What the exercise asks =
Quote every line as written. Omit pictures.

Given records =
↓↓↓
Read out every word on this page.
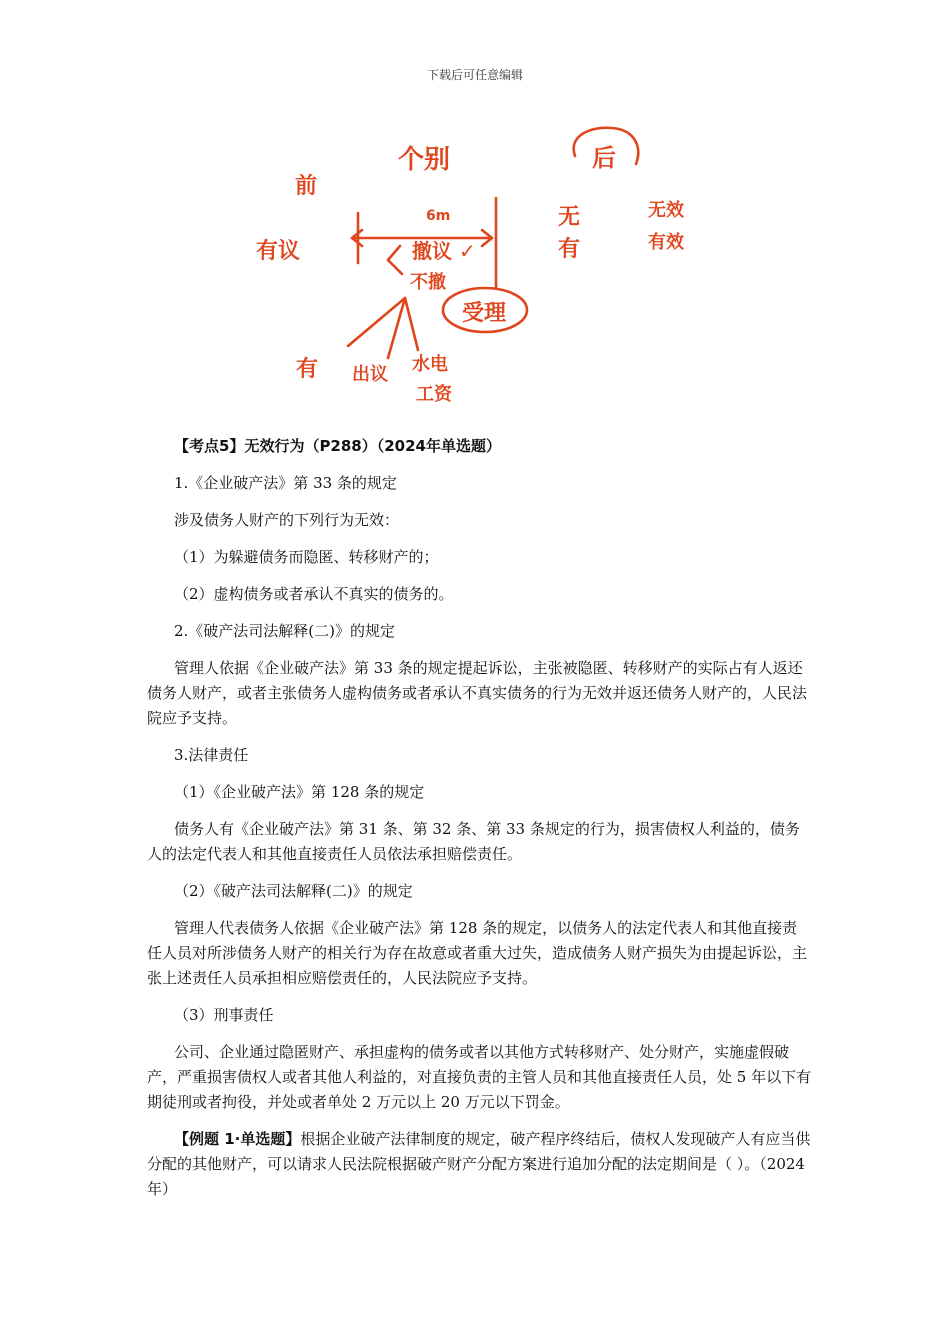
下载后可任意编辑
前
个别	后
有议
6m
撤议 ✓
不撤
无
有
无效
有效
受理
有 出议 水电
工资
【考点5】无效行为（P288）（2024年单选题）
1.《企业破产法》第 33 条的规定
涉及债务人财产的下列行为无效：
（1）为躲避债务而隐匿、转移财产的；
（2）虚构债务或者承认不真实的债务的。
2.《破产法司法解释(二)》的规定
管理人依据《企业破产法》第 33 条的规定提起诉讼，主张被隐匿、转移财产的实际占有人返还债务人财产，或者主张债务人虚构债务或者承认不真实债务的行为无效并返还债务人财产的，人民法院应予支持。
3.法律责任
（1）《企业破产法》第 128 条的规定
债务人有《企业破产法》第 31 条、第 32 条、第 33 条规定的行为，损害债权人利益的，债务人的法定代表人和其他直接责任人员依法承担赔偿责任。
（2）《破产法司法解释(二)》的规定
管理人代表债务人依据《企业破产法》第 128 条的规定，以债务人的法定代表人和其他直接责任人员对所涉债务人财产的相关行为存在故意或者重大过失，造成债务人财产损失为由提起诉讼，主张上述责任人员承担相应赔偿责任的，人民法院应予支持。
（3）刑事责任
公司、企业通过隐匿财产、承担虚构的债务或者以其他方式转移财产、处分财产，实施虚假破产，严重损害债权人或者其他人利益的，对直接负责的主管人员和其他直接责任人员，处 5 年以下有期徒刑或者拘役，并处或者单处 2 万元以上 20 万元以下罚金。
【例题 1·单选题】根据企业破产法律制度的规定，破产程序终结后，债权人发现破产人有应当供分配的其他财产，可以请求人民法院根据破产财产分配方案进行追加分配的法定期间是（ ）。（2024 年）
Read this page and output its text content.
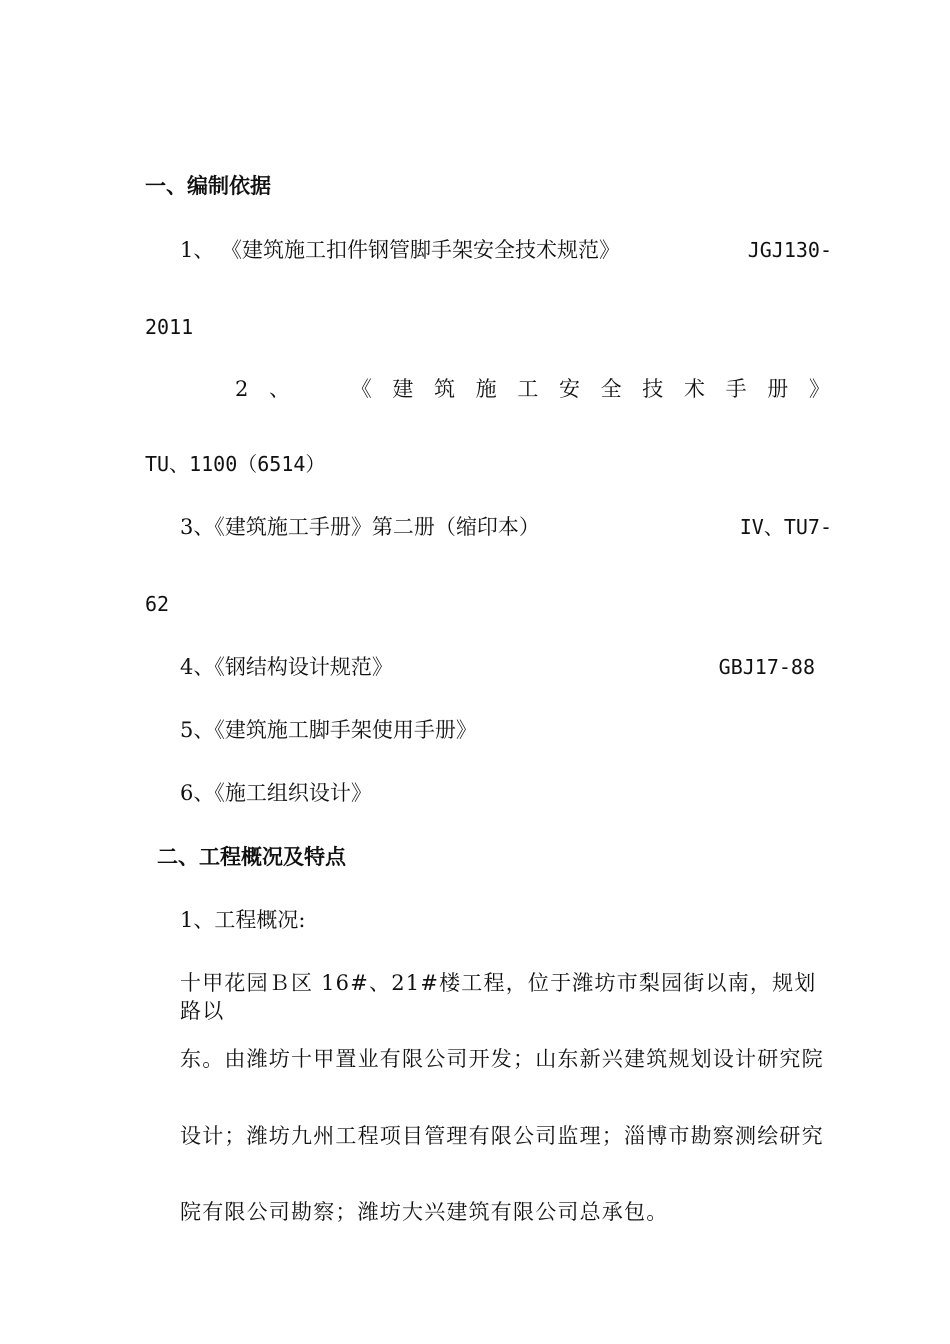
一、编制依据
1、 《建筑施工扣件钢管脚手架安全技术规范》	JGJ130-
2011
2 、	《 建 筑 施 工 安 全 技 术 手 册 》
TU、1100（6514）
3、《建筑施工手册》第二册（缩印本）	IV、TU7-
62
4、《钢结构设计规范》	GBJ17-88
5、《建筑施工脚手架使用手册》
6、《施工组织设计》
二、工程概况及特点
1、工程概况:
十甲花园Ｂ区 16#、21#楼工程，位于潍坊市梨园街以南，规划路以
东。由潍坊十甲置业有限公司开发；山东新兴建筑规划设计研究院
设计；潍坊九州工程项目管理有限公司监理；淄博市勘察测绘研究
院有限公司勘察；潍坊大兴建筑有限公司总承包。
↑↑↑
Result of the exercise =
Read out every word on this page.
下载后可任意编辑
前
个别	后
有议
6m
撤议 ✓
不撤
无
有
无效
有效
受理
有 出议 水电
工资
【考点5】无效行为（P288）（2024年单选题）
1.《企业破产法》第 33 条的规定
涉及债务人财产的下列行为无效：
（1）为躲避债务而隐匿、转移财产的；
（2）虚构债务或者承认不真实的债务的。
2.《破产法司法解释(二)》的规定
管理人依据《企业破产法》第 33 条的规定提起诉讼，主张被隐匿、转移财产的实际占有人返还债务人财产，或者主张债务人虚构债务或者承认不真实债务的行为无效并返还债务人财产的，人民法院应予支持。
3.法律责任
（1）《企业破产法》第 128 条的规定
债务人有《企业破产法》第 31 条、第 32 条、第 33 条规定的行为，损害债权人利益的，债务人的法定代表人和其他直接责任人员依法承担赔偿责任。
（2）《破产法司法解释(二)》的规定
管理人代表债务人依据《企业破产法》第 128 条的规定，以债务人的法定代表人和其他直接责任人员对所涉债务人财产的相关行为存在故意或者重大过失，造成债务人财产损失为由提起诉讼，主张上述责任人员承担相应赔偿责任的，人民法院应予支持。
（3）刑事责任
公司、企业通过隐匿财产、承担虚构的债务或者以其他方式转移财产、处分财产，实施虚假破产，严重损害债权人或者其他人利益的，对直接负责的主管人员和其他直接责任人员，处 5 年以下有期徒刑或者拘役，并处或者单处 2 万元以上 20 万元以下罚金。
【例题 1·单选题】根据企业破产法律制度的规定，破产程序终结后，债权人发现破产人有应当供分配的其他财产，可以请求人民法院根据破产财产分配方案进行追加分配的法定期间是（ ）。（2024 年）
Read this page and output its text content.
一、编制依据
1、 《建筑施工扣件钢管脚手架安全技术规范》	JGJ130-
2011
2 、	《 建 筑 施 工 安 全 技 术 手 册 》
TU、1100（6514）
3、《建筑施工手册》第二册（缩印本）	IV、TU7-
62
4、《钢结构设计规范》	GBJ17-88
5、《建筑施工脚手架使用手册》
6、《施工组织设计》
二、工程概况及特点
1、工程概况:
十甲花园Ｂ区 16#、21#楼工程，位于潍坊市梨园街以南，规划路以
东。由潍坊十甲置业有限公司开发；山东新兴建筑规划设计研究院
设计；潍坊九州工程项目管理有限公司监理；淄博市勘察测绘研究
院有限公司勘察；潍坊大兴建筑有限公司总承包。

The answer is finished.